Stored dataset items
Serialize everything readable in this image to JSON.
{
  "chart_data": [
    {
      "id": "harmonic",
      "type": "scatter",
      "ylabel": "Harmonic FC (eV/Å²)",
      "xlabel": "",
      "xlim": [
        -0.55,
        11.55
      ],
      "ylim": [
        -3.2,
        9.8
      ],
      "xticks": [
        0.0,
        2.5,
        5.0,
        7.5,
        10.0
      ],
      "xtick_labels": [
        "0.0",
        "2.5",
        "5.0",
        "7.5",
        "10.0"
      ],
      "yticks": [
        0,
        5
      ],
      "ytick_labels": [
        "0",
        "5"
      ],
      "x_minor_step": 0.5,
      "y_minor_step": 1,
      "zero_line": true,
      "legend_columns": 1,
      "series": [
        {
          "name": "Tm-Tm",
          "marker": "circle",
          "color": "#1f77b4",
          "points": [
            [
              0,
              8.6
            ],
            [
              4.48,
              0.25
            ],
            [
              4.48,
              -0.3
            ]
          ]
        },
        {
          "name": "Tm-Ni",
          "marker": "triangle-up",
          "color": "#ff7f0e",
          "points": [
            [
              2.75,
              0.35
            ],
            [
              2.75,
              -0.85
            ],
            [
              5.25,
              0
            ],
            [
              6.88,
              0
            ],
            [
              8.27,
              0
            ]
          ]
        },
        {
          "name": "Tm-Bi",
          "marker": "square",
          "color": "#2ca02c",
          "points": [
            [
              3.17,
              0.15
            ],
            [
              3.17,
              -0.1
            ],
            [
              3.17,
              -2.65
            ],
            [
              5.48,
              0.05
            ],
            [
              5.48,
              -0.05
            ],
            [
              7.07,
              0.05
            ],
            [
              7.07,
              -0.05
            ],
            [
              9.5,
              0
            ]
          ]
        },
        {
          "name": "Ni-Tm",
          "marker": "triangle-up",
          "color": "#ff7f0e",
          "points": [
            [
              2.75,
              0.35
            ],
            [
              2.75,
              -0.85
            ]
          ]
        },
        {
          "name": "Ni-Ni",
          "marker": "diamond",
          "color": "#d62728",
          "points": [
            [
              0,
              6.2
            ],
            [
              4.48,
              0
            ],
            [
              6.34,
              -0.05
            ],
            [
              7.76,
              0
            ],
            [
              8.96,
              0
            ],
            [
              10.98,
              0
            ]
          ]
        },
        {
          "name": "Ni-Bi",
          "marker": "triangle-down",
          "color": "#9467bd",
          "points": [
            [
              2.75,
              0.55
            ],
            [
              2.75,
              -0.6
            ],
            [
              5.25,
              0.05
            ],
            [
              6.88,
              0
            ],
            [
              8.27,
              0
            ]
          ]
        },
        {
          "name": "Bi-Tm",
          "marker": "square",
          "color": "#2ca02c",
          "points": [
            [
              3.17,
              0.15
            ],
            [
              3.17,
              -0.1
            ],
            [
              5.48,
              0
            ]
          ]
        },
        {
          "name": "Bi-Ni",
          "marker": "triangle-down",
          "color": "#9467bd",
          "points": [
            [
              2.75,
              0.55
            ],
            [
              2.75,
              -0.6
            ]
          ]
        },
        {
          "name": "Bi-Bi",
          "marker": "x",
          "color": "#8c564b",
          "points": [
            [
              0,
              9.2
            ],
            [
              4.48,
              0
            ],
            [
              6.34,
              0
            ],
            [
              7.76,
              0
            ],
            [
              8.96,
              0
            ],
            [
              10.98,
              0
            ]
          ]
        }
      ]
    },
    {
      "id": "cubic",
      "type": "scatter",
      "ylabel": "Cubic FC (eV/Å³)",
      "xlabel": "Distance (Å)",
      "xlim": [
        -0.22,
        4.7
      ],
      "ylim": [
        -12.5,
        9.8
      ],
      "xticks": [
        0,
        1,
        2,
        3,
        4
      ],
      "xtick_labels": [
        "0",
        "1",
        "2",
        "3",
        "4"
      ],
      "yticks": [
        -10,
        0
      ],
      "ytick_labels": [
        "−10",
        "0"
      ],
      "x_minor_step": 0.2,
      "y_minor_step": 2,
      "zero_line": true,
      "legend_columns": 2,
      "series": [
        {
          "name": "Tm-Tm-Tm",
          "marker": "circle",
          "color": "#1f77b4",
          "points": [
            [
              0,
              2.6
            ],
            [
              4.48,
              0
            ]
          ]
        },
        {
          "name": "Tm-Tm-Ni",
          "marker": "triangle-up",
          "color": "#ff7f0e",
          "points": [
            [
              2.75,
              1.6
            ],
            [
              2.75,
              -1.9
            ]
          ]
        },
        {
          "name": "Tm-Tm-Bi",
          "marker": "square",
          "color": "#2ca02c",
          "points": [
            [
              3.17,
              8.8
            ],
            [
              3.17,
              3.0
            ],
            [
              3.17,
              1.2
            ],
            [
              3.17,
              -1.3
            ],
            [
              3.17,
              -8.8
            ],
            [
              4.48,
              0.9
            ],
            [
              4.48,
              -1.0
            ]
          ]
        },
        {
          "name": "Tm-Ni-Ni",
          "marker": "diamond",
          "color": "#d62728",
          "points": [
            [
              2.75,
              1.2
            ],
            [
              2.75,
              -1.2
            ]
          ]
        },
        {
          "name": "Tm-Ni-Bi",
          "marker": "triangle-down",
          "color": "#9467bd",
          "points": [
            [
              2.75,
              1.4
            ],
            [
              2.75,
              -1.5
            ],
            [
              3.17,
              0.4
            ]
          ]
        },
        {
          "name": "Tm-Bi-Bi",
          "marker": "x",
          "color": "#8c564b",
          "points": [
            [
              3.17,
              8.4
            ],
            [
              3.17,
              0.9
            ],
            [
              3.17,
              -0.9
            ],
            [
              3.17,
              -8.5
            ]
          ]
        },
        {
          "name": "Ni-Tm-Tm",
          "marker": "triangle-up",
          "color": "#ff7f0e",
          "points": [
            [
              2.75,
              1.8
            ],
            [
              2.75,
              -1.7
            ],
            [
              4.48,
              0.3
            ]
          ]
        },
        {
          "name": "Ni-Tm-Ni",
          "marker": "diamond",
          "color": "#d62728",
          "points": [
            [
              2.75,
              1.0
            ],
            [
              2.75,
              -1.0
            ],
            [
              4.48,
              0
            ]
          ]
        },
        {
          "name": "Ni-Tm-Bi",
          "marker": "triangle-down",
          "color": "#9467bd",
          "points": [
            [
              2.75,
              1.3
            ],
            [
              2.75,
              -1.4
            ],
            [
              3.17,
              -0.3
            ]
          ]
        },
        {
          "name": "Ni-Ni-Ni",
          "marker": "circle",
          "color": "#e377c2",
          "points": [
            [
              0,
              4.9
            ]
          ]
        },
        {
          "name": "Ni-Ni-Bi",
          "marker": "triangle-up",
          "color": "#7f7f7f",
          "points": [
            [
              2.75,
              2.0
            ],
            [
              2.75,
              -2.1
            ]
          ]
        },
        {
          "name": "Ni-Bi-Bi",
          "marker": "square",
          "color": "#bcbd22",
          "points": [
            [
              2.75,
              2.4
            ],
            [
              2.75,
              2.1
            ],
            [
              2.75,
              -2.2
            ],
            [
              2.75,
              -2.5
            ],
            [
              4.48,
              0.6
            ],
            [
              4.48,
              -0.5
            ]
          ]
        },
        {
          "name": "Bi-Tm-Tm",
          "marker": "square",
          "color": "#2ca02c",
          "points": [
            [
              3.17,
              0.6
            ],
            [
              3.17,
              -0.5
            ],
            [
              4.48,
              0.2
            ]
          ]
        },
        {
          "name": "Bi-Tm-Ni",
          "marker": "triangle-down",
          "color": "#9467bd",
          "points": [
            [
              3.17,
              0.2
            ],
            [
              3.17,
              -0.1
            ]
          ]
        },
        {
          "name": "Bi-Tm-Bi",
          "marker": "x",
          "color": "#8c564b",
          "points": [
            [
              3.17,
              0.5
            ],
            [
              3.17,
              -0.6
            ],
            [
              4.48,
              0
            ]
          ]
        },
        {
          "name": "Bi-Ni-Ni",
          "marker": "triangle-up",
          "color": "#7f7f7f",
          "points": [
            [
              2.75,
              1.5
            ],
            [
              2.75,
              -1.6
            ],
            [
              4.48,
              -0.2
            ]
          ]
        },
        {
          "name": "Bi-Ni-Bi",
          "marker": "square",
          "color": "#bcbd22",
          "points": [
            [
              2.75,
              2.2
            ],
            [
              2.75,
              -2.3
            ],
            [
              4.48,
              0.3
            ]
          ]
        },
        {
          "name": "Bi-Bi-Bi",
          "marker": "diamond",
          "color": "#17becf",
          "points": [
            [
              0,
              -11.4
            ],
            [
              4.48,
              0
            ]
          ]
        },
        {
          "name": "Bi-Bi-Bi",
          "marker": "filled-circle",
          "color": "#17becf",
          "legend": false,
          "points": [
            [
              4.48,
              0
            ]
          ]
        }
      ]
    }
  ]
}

CHALLENGE
Gather each line holding the string "ylabel".

ANSWER BELOW
      "ylabel": "Harmonic FC (eV/Å²)",
      "ylabel": "Cubic FC (eV/Å³)",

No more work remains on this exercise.